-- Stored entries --
-- begin --

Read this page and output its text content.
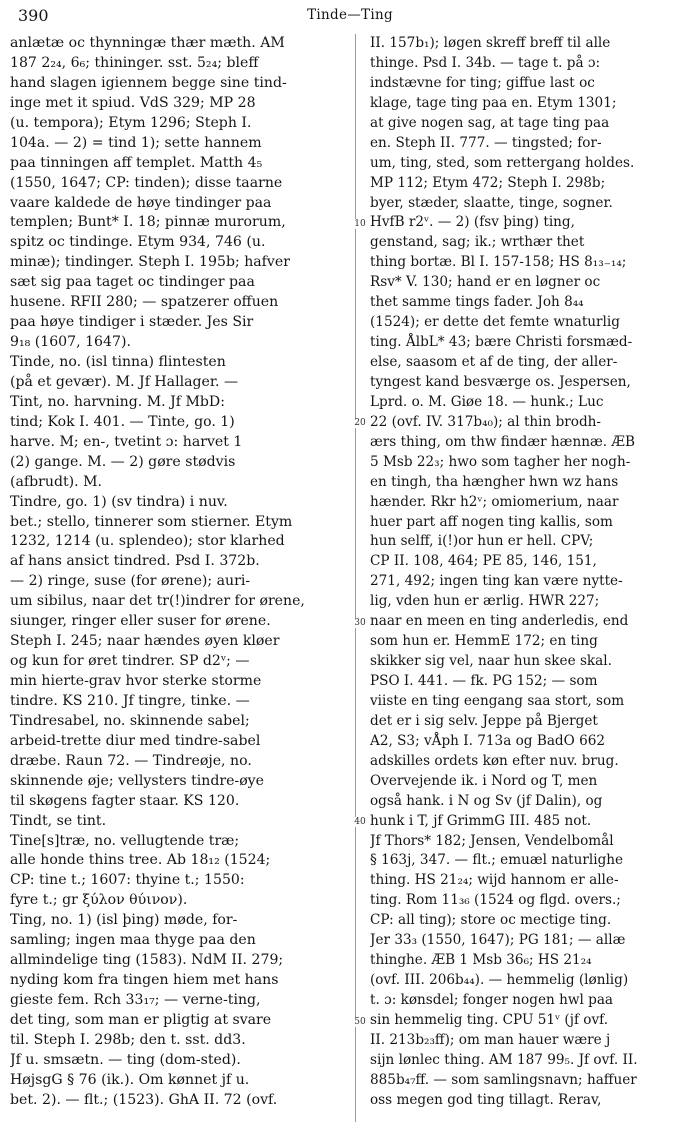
390	Tinde—Ting
anlætæ oc thynningæ thær mæth. AM
187 2₂₄, 6₆; thininger. sst. 5₂₄; bleff
hand slagen igiennem begge sine tind-
inge met it spiud. VdS 329; MP 28
(u. tempora); Etym 1296; Steph I.
104a. — 2) = tind 1); sette hannem
paa tinningen aff templet. Matth 4₅
(1550, 1647; CP: tinden); disse taarne
vaare kaldede de høye tindinger paa
templen; Bunt* I. 18; pinnæ murorum,
spitz oc tindinge. Etym 934, 746 (u.
minæ); tindinger. Steph I. 195b; hafver
sæt sig paa taget oc tindinger paa
husene. RFII 280; — spatzerer offuen
paa høye tindiger i stæder. Jes Sir
9₁₈ (1607, 1647).
Tinde, no. (isl tinna) flintesten
(på et gevær). M. Jf Hallager. —
Tint, no. harvning. M. Jf MbD:
tind; Kok I. 401. — Tinte, go. 1)
harve. M; en-, tvetint ɔ: harvet 1
(2) gange. M. — 2) gøre stødvis
(afbrudt). M.
Tindre, go. 1) (sv tindra) i nuv.
bet.; stello, tinnerer som stierner. Etym
1232, 1214 (u. splendeo); stor klarhed
af hans ansict tindred. Psd I. 372b.
— 2) ringe, suse (for ørene); auri-
um sibilus, naar det tr(!)indrer for ørene,
siunger, ringer eller suser for ørene.
Steph I. 245; naar hændes øyen kløer
og kun for øret tindrer. SP d2ᵛ; —
min hierte-grav hvor sterke storme
tindre. KS 210. Jf tingre, tinke. —
Tindresabel, no. skinnende sabel;
arbeid-trette diur med tindre-sabel
dræbe. Raun 72. — Tindreøje, no.
skinnende øje; vellysters tindre-øye
til skøgens fagter staar. KS 120.
Tindt, se tint.
Tine[s]træ, no. vellugtende træ;
alle honde thins tree. Ab 18₁₂ (1524;
CP: tine t.; 1607: thyine t.; 1550:
fyre t.; gr ξύλον θύινον).
Ting, no. 1) (isl þing) møde, for-
samling; ingen maa thyge paa den
allmindelige ting (1583). NdM II. 279;
nyding kom fra tingen hiem met hans
gieste fem. Rch 33₁₇; — verne-ting,
det ting, som man er pligtig at svare
til. Steph I. 298b; den t. sst. dd3.
Jf u. smsætn. — ting (dom-sted).
HøjsgG § 76 (ik.). Om kønnet jf u.
bet. 2). — flt.; (1523). GhA II. 72 (ovf.
II. 157b₁); løgen skreff breff til alle
thinge. Psd I. 34b. — tage t. på ɔ:
indstævne for ting; giffue last oc
klage, tage ting paa en. Etym 1301;
at give nogen sag, at tage ting paa
en. Steph II. 777. — tingsted; for-
um, ting, sted, som rettergang holdes.
MP 112; Etym 472; Steph I. 298b;
byer, stæder, slaatte, tinge, sogner.
HvfB r2ᵛ. — 2) (fsv þing) ting,
genstand, sag; ik.; wrthær thet
thing bortæ. Bl I. 157-158; HS 8₁₃₋₁₄;
Rsv* V. 130; hand er en løgner oc
thet samme tings fader. Joh 8₄₄
(1524); er dette det femte wnaturlig
ting. ÅlbL* 43; bære Christi forsmæd-
else, saasom et af de ting, der aller-
tyngest kand besværge os. Jespersen,
Lprd. o. M. Giøe 18. — hunk.; Luc
22 (ovf. IV. 317b₄₀); al thin brodh-
ærs thing, om thw findær hænnæ. ÆB
5 Msb 22₃; hwo som tagher her nogh-
en tingh, tha hængher hwn wz hans
hænder. Rkr h2ᵛ; omiomerium, naar
huer part aff nogen ting kallis, som
hun selff, i(!)or hun er hell. CPV;
CP II. 108, 464; PE 85, 146, 151,
271, 492; ingen ting kan være nytte-
lig, vden hun er ærlig. HWR 227;
naar en meen en ting anderledis, end
som hun er. HemmE 172; en ting
skikker sig vel, naar hun skee skal.
PSO I. 441. — fk. PG 152; — som
viiste en ting eengang saa stort, som
det er i sig selv. Jeppe på Bjerget
A2, S3; vÅph I. 713a og BadO 662
adskilles ordets køn efter nuv. brug.
Overvejende ik. i Nord og T, men
også hank. i N og Sv (jf Dalin), og
hunk i T, jf GrimmG III. 485 not.
Jf Thors* 182; Jensen, Vendelbomål
§ 163j, 347. — flt.; emuæl naturlighe
thing. HS 21₂₄; wijd hannom er alle-
ting. Rom 11₃₆ (1524 og flgd. overs.;
CP: all ting); store oc mectige ting.
Jer 33₃ (1550, 1647); PG 181; — allæ
thinghe. ÆB 1 Msb 36₆; HS 21₂₄
(ovf. III. 206b₄₄). — hemmelig (lønlig)
t. ɔ: kønsdel; fonger nogen hwl paa
sin hemmelig ting. CPU 51ᵛ (jf ovf.
II. 213b₂₃ff); om man hauer wære j
sijn lønlec thing. AM 187 99₅. Jf ovf. II.
885b₄₇ff. — som samlingsnavn; haffuer
oss megen god ting tillagt. Rerav,
10
20
30
40
50
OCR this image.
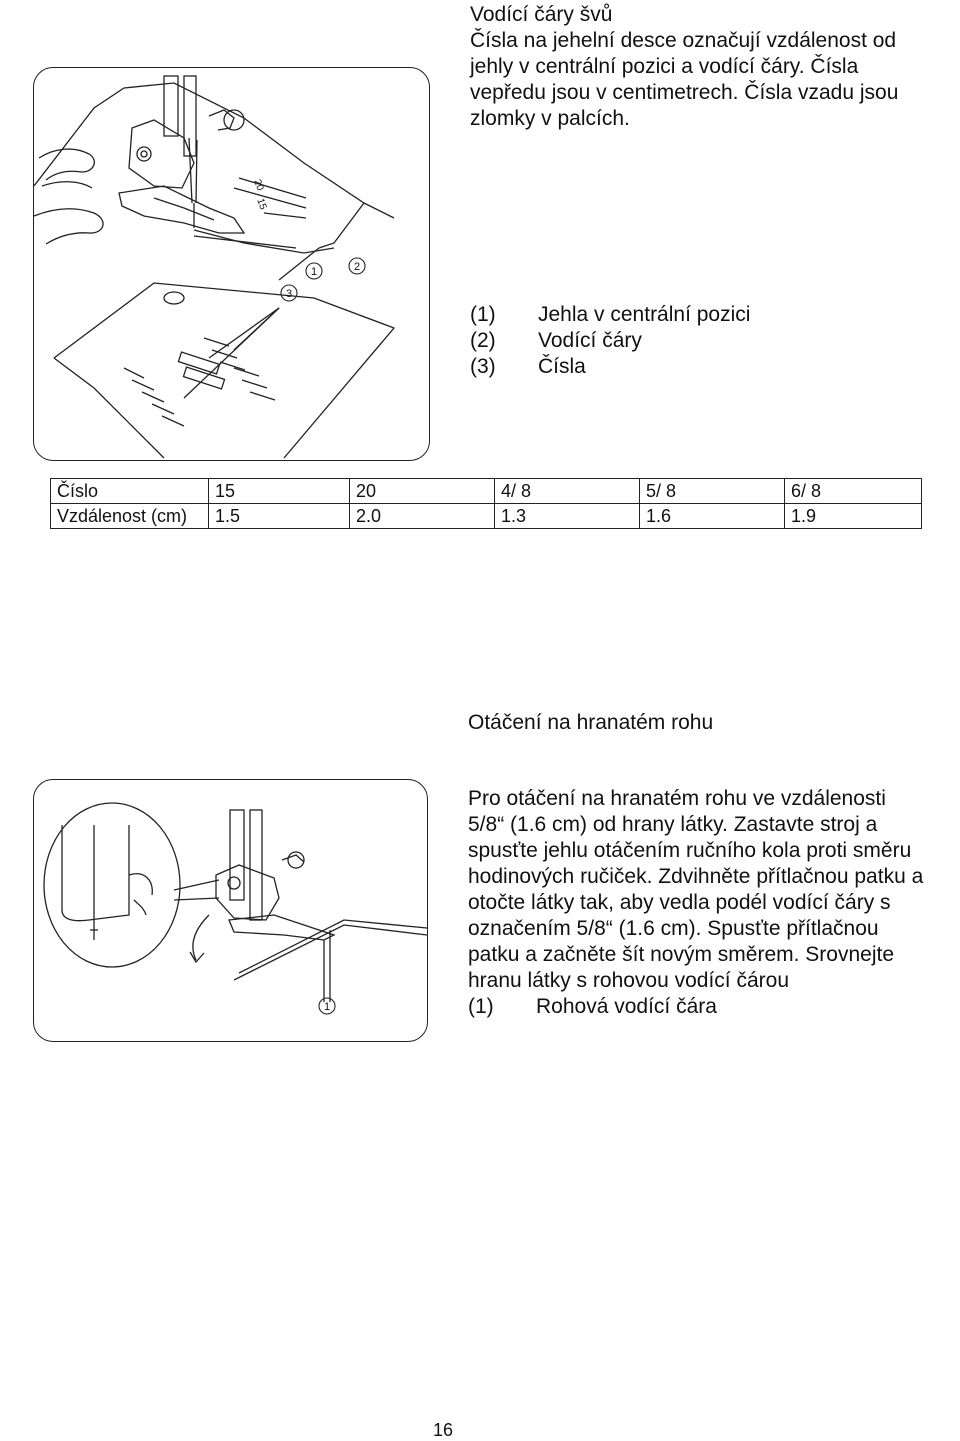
Vodící čáry švů
Čísla na jehelní desce označují vzdálenost od
jehly v centrální pozici a vodící čáry. Čísla
vepředu jsou v centimetrech. Čísla vzadu jsou
zlomky v palcích.
3
1	2
20
15
(1)	Jehla v centrální pozici
(2)	Vodící čáry
(3)	Čísla
Číslo	15	20	4/ 8	5/ 8	6/ 8
Vzdálenost (cm)	1.5	2.0	1.3	1.6	1.9
Otáčení na hranatém rohu
1
Pro otáčení na hranatém rohu ve vzdálenosti
5/8“ (1.6 cm) od hrany látky. Zastavte stroj a
spusťte jehlu otáčením ručního kola proti směru
hodinových ručiček. Zdvihněte přítlačnou patku a
otočte látky tak, aby vedla podél vodící čáry s
označením 5/8“ (1.6 cm). Spusťte přítlačnou
patku a začněte šít novým směrem. Srovnejte
hranu látky s rohovou vodící čárou
(1)	Rohová vodící čára
16
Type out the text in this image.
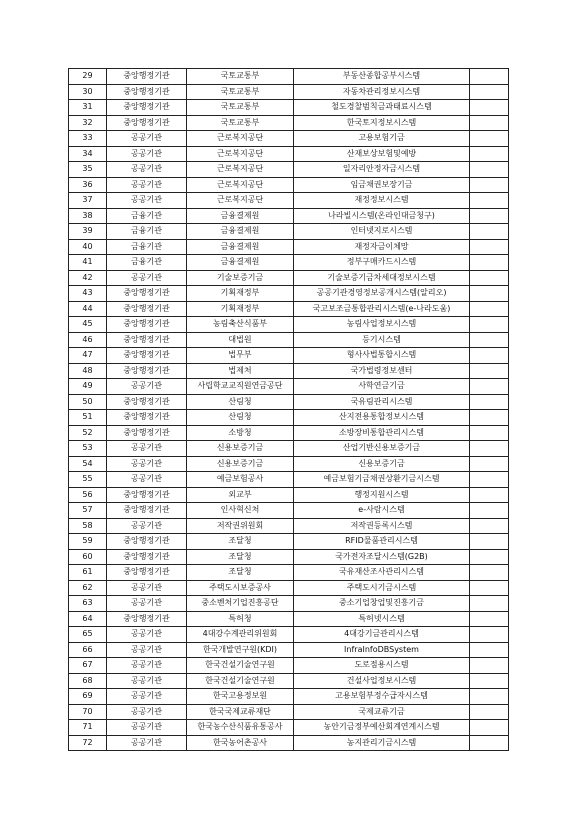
29	중앙행정기관	국토교통부	부동산종합공부시스템	
30	중앙행정기관	국토교통부	자동차관리정보시스템	
31	중앙행정기관	국토교통부	철도경찰범칙금과태료시스템	
32	중앙행정기관	국토교통부	한국토지정보시스템	
33	공공기관	근로복지공단	고용보험기금	
34	공공기관	근로복지공단	산재보상보험및예방	
35	공공기관	근로복지공단	일자리안정자금시스템	
36	공공기관	근로복지공단	임금채권보장기금	
37	공공기관	근로복지공단	재정정보시스템	
38	금융기관	금융결제원	나라빌시스템(온라인대금청구)	
39	금융기관	금융결제원	인터넷지로시스템	
40	금융기관	금융결제원	재정자금이체망	
41	금융기관	금융결제원	정부구매카드시스템	
42	공공기관	기술보증기금	기술보증기금차세대정보시스템	
43	중앙행정기관	기획재정부	공공기관경영정보공개시스템(알리오)	
44	중앙행정기관	기획재정부	국고보조금통합관리시스템(e-나라도움)	
45	중앙행정기관	농림축산식품부	농림사업정보시스템	
46	중앙행정기관	대법원	등기시스템	
47	중앙행정기관	법무부	형사사법통합시스템	
48	중앙행정기관	법제처	국가법령정보센터	
49	공공기관	사립학교교직원연금공단	사학연금기금	
50	중앙행정기관	산림청	국유림관리시스템	
51	중앙행정기관	산림청	산지전용통합정보시스템	
52	중앙행정기관	소방청	소방장비통합관리시스템	
53	공공기관	신용보증기금	산업기반신용보증기금	
54	공공기관	신용보증기금	신용보증기금	
55	공공기관	예금보험공사	예금보험기금채권상환기금시스템	
56	중앙행정기관	외교부	행정지원시스템	
57	중앙행정기관	인사혁신처	e-사람시스템	
58	공공기관	저작권위원회	저작권등록시스템	
59	중앙행정기관	조달청	RFID물품관리시스템	
60	중앙행정기관	조달청	국가전자조달시스템(G2B)	
61	중앙행정기관	조달청	국유재산조사관리시스템	
62	공공기관	주택도시보증공사	주택도시기금시스템	
63	공공기관	중소벤처기업진흥공단	중소기업창업및진흥기금	
64	중앙행정기관	특허청	특허넷시스템	
65	공공기관	4대강수계관리위원회	4대강기금관리시스템	
66	공공기관	한국개발연구원(KDI)	InfraInfoDBSystem	
67	공공기관	한국건설기술연구원	도로점용시스템	
68	공공기관	한국건설기술연구원	건설사업정보시스템	
69	공공기관	한국고용정보원	고용보험부정수급자시스템	
70	공공기관	한국국제교류재단	국제교류기금	
71	공공기관	한국농수산식품유통공사	농안기금정부예산회계연계시스템	
72	공공기관	한국농어촌공사	농지관리기금시스템	
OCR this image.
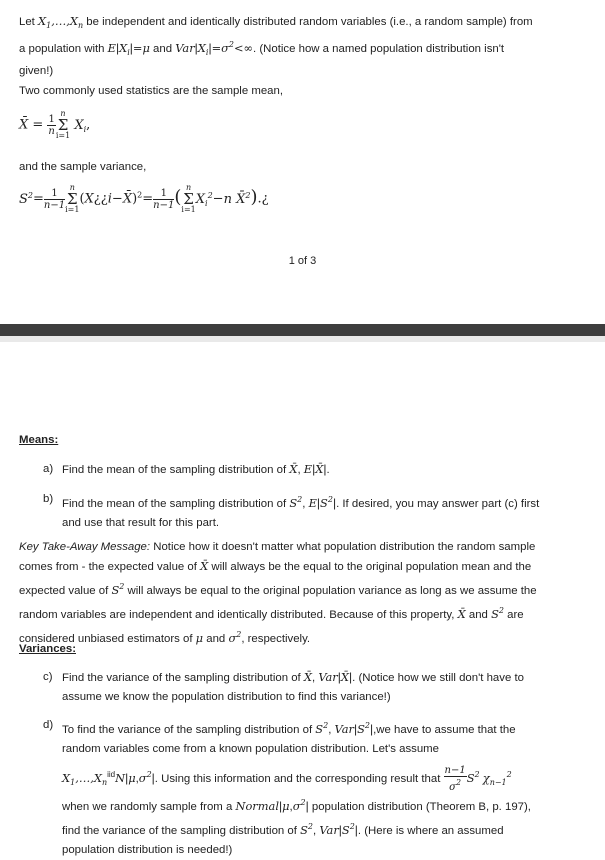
Let $X_1,\dots,X_n$ be independent and identically distributed random variables (i.e., a random sample) from
a population with $E|X_i|=\mu$ and $Var|X_i|=\sigma^2<\infty$. (Notice how a named population distribution isn't
given!)
Two commonly used statistics are the sample mean,
X̄ = $\frac{1}{n}$ n
Σ
i=1 $X_i$,
and the sample variance,
$S^2= \frac{1}{n-1}$ n
Σ
i=1(X¿¿i−X̄)$^2$= $\frac{1}{n-1}$ ( n
Σ
$i=1X_i^2-n$ X̄$^2$).¿
1 of 3
Means:
a) Find the mean of the sampling distribution of X̄, E|X̄|.
b) Find the mean of the sampling distribution of $S^2$, $E|S^2|$. If desired, you may answer part (c) first
and use that result for this part.
Key Take-Away Message: Notice how it doesn't matter what population distribution the random sample
comes from - the expected value of X̄ will always be the equal to the original population mean and the
expected value of $S^2$ will always be equal to the original population variance as long as we assume the
random variables are independent and identically distributed. Because of this property, X̄ and $S^2$ are
considered unbiased estimators of μ and $\sigma^2$, respectively.
Variances:
c) Find the variance of the sampling distribution of X̄, Var|X̄|. (Notice how we still don't have to
assume we know the population distribution to find this variance!)
d) To find the variance of the sampling distribution of $S^2$, $Var|S^2|,we$ have to assume that the
random variables come from a known population distribution. Let's assume
$X_1,\dots,X_n^{iid}N|\mu,\sigma^2|$. Using this information and the corresponding result that $\frac{n-1}{\sigma^2} S^2$ $\chi_{n-1}^2$
when we randomly sample from a $Normal|\mu,\sigma^2|$ population distribution (Theorem B, p. 197),
find the variance of the sampling distribution of $S^2$, $Var|S^2|$. (Here is where an assumed
population distribution is needed!)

-- end --

-- Your instructions --
Go through the preceding material and copy each line that has the word "dots".

-- Output of the exercise --
Let $X_1,\dots,X_n$ be independent and identically distributed random variables (i.e., a random sample) from
$X_1,\dots,X_n^{iid}N|\mu,\sigma^2|$. Using this information and the corresponding result that $\frac{n-1}{\sigma^2} S^2$ $\chi_{n-1}^2$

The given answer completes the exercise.